Faktanya, saat Juventus mencapai final Liga Champions 2016/17, mereka memiliki:
- Jumlah gol terbanyak di fase gugur (12 gol)
- Performa impresif di leg kedua semifinal melawan Monaco (2–1, dominan dalam penguasaan bola dan jumlah tembakan)
- Trio Higuain–Dybala–Mandzukic yang sangat agresif
Allegri tidak sekadar “bertahan total”. Ia lebih mengedepankan kontrol permainan — kadang dengan menurunkan tempo, kadang menyerang tajam melalui transisi cepat.
Fleksibilitas Taktik: Tidak Terikat Formasi Tunggal
Salah satu kekuatannya adalah kemampuannya menyesuaikan sistem permainan sesuai dengan kondisi skuad dan lawan. Ia tidak terikat pada satu filosofi rigid seperti tiki-taka, gegenpressing, atau high-possession.

(CATATAN DATA):
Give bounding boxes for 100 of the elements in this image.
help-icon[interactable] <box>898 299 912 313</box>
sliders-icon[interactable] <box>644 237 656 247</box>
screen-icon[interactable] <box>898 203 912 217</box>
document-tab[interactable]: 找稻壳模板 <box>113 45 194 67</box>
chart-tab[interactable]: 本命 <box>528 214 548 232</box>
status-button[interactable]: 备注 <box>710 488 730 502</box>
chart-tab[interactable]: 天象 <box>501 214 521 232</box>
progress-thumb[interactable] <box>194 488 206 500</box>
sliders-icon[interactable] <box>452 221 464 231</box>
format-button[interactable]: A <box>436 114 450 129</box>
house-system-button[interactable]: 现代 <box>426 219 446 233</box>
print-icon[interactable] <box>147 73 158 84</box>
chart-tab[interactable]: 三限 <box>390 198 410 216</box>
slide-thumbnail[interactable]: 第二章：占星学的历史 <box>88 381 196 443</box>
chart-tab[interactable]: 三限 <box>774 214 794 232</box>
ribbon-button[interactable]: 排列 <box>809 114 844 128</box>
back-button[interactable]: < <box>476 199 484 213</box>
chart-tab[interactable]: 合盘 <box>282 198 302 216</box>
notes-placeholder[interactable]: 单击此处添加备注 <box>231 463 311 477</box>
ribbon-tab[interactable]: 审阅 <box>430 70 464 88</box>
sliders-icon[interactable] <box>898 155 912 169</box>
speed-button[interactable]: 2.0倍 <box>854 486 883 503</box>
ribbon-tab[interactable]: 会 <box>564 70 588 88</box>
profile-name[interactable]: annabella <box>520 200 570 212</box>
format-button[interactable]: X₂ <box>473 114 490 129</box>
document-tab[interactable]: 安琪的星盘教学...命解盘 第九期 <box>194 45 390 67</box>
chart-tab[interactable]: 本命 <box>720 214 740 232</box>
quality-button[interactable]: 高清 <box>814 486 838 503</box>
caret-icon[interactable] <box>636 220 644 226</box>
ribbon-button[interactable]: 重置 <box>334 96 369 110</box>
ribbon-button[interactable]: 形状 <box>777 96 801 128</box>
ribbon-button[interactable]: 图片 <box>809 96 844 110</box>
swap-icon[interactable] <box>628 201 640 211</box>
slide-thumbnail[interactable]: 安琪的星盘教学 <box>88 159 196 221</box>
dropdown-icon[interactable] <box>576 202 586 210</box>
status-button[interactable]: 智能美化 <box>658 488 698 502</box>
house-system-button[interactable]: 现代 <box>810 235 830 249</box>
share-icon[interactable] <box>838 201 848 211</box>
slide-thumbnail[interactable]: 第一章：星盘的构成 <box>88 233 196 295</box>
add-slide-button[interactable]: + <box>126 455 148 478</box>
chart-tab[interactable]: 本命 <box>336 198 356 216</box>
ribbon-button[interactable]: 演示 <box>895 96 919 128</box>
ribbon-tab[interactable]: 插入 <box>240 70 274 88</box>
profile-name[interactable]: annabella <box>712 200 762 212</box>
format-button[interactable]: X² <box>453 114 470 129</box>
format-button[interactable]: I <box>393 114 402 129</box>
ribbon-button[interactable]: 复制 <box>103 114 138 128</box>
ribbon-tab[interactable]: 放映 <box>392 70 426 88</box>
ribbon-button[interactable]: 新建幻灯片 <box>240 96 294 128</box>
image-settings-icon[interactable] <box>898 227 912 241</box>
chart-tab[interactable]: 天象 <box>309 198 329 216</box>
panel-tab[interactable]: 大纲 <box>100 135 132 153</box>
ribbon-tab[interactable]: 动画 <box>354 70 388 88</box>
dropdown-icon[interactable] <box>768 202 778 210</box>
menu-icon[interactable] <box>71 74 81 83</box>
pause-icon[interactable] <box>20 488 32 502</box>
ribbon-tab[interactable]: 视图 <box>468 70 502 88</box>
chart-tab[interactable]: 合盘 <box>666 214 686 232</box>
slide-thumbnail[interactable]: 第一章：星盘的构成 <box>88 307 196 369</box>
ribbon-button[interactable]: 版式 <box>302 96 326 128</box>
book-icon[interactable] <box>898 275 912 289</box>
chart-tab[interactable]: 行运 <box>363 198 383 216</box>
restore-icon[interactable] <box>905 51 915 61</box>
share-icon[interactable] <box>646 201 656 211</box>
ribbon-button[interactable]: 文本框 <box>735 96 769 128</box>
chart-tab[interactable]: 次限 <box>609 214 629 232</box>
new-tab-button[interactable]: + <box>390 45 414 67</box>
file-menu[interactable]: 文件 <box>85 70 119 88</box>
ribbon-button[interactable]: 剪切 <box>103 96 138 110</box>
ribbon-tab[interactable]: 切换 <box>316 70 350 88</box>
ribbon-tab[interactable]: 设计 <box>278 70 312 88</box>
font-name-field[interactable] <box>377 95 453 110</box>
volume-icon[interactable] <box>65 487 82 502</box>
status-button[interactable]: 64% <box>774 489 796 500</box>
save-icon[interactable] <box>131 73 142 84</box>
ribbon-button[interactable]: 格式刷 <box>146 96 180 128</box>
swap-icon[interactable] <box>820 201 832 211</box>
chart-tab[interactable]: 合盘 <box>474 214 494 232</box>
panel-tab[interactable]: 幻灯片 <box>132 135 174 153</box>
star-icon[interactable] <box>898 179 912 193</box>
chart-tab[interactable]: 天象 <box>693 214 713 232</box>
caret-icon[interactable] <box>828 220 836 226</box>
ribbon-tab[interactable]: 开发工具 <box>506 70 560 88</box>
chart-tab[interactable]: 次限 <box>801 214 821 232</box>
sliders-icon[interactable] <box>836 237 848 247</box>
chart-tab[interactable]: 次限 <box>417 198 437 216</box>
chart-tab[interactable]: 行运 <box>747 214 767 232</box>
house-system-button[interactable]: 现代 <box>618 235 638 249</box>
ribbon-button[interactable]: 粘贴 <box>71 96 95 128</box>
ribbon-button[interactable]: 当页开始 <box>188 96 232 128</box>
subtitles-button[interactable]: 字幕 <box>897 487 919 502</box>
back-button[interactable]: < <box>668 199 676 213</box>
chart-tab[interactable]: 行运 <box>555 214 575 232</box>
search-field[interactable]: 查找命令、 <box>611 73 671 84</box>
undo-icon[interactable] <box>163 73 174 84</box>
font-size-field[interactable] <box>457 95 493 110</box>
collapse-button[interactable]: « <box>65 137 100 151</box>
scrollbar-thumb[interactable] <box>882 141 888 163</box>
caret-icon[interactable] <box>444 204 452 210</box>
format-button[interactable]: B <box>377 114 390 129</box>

(TINDAKAN YANG DIPERLUKAN):
1 > Tuliskan kembali baris-baris catatan di atas tanpa perubahan apa pun, mulai dari awal catatan hingga baris yang memuat "sliders-icon[interactable] <box>452 221", termasuk baris tersebut.
2 > Tolong lanjutkan teks tentang taktik Allegri di Juventus, mulai setelah kalimat terakhirnya.

(JAWABAN TUGAS):
1 >
Give bounding boxes for 100 of the elements in this image.
help-icon[interactable] <box>898 299 912 313</box>
sliders-icon[interactable] <box>644 237 656 247</box>
screen-icon[interactable] <box>898 203 912 217</box>
document-tab[interactable]: 找稻壳模板 <box>113 45 194 67</box>
chart-tab[interactable]: 本命 <box>528 214 548 232</box>
status-button[interactable]: 备注 <box>710 488 730 502</box>
chart-tab[interactable]: 天象 <box>501 214 521 232</box>
progress-thumb[interactable] <box>194 488 206 500</box>
sliders-icon[interactable] <box>452 221 464 231</box>

2 >
Beberapa formasi yang kerap digunakannya:
- 4-3-3 (Milan era Zlatan)
- 3-5-2 (Juve saat ke final UCL 2015)
- 4-2-3-1 (saat memiliki Dybala dan Higuain)
- 4-4-2 diamond (eksperimen dengan Bernardeschi & Chiesa)
Artinya, Allegri mengutamakan efektivitas dan efisiensi, bukan keindahan estetis semata. Tapi dari fleksibilitas ini, muncul juga banyak strategi serangan yang tak terlihat langsung tapi mematikan.
Mengasah Penyerang: Dari Tevez hingga Dybala
Salah satu bukti bahwa Allegri adalah pelatih ofensif yang cerdas adalah bagaimana ia mengembangkan pemain-pemain depan menjadi lebih produktif.
- Carlos Tevez (Juventus)
- Era Conte: 14 gol musim pertama
- Era Allegri: 20 gol musim pertama + 7 assist
Tevez mengakui bahwa Allegri memberinya kebebasan lebih untuk turun ke lini tengah dan membuka ruang di belakang.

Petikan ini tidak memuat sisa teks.